WHAT IS BEING ASKED. In the material below, the lines containing the word "Very" are required; copy each of them.

DATA SUPPLIED.

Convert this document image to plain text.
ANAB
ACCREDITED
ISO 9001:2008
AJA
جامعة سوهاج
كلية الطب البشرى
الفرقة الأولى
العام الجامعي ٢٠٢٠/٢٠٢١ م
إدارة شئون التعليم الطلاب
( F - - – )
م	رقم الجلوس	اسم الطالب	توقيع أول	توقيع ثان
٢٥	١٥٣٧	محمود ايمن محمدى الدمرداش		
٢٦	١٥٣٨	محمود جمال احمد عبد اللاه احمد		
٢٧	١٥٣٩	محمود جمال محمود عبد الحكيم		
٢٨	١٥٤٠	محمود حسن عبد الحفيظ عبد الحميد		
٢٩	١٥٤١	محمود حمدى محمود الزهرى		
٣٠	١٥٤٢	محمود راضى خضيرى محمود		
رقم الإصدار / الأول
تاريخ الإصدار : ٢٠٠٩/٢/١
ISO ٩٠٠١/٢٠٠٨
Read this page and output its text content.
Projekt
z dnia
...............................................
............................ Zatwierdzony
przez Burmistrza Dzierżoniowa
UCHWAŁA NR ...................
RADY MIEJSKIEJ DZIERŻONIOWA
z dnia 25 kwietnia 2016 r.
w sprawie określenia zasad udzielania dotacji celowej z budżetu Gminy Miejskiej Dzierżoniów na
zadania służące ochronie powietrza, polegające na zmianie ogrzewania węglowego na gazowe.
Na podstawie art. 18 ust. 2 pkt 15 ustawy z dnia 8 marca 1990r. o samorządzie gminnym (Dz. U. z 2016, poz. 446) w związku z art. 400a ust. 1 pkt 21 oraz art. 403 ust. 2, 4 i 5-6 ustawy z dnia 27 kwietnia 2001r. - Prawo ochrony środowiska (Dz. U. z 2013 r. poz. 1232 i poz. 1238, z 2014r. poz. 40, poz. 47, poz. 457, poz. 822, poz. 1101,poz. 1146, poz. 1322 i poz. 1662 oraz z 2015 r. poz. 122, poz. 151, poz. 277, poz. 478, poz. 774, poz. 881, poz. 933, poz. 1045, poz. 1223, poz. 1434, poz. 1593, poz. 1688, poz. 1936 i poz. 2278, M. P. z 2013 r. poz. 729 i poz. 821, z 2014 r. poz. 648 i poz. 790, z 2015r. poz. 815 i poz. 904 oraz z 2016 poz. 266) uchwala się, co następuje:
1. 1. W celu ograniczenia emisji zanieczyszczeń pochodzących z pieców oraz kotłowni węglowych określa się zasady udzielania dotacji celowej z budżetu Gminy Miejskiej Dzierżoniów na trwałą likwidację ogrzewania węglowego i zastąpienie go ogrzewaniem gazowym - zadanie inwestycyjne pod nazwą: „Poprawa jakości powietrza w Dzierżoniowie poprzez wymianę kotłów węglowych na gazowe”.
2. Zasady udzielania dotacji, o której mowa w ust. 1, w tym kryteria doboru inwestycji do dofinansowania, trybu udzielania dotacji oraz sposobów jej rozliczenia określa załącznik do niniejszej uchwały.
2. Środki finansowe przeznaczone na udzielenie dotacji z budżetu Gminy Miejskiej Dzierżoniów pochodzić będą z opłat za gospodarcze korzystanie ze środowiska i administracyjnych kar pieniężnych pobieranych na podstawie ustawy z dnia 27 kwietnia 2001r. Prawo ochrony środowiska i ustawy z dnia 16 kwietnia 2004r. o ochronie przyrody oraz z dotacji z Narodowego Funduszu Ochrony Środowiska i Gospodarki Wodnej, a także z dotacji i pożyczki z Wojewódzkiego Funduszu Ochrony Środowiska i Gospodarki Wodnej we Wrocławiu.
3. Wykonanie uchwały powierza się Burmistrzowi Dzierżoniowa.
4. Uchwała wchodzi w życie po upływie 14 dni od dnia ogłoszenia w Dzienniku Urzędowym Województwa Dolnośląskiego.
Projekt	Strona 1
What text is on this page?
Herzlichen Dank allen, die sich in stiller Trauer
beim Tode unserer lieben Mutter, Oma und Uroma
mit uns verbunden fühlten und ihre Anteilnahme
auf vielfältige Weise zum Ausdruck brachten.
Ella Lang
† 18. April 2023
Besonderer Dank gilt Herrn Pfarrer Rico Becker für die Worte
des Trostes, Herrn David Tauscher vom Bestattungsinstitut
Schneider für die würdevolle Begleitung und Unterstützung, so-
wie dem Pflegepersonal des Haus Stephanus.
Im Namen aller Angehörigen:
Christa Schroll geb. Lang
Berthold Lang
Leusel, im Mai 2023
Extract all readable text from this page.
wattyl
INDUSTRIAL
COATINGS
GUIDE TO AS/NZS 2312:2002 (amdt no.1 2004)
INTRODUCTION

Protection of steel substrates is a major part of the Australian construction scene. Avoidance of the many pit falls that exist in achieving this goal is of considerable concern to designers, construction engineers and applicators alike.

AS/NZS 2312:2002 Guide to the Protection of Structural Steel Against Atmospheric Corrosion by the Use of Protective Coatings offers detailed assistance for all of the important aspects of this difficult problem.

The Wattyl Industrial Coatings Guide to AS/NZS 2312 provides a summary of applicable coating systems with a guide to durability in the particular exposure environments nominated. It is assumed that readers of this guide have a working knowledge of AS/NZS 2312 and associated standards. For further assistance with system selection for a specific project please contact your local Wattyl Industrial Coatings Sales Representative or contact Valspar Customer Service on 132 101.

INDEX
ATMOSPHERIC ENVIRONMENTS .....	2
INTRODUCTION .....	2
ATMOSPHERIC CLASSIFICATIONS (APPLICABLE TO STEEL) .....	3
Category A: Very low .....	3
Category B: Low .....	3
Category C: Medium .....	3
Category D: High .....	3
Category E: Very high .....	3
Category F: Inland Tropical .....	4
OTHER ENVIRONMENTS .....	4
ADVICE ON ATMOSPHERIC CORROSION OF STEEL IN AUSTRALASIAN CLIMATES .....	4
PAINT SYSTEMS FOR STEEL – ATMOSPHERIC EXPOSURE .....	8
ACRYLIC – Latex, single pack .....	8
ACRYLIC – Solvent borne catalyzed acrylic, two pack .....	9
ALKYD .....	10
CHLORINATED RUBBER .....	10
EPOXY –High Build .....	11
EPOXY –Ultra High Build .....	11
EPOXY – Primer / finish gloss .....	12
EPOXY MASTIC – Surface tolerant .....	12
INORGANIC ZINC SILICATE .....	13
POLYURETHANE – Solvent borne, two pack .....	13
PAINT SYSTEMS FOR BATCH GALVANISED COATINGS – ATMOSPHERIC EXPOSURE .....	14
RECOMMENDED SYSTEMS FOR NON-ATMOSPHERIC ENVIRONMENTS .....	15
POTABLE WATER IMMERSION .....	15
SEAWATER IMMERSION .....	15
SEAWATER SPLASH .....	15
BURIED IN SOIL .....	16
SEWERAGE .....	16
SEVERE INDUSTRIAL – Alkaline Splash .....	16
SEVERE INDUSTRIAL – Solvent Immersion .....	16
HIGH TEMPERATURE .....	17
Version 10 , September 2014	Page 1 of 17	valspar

THE RESULT.
Category A: Very low .....	3
Category E: Very high .....	3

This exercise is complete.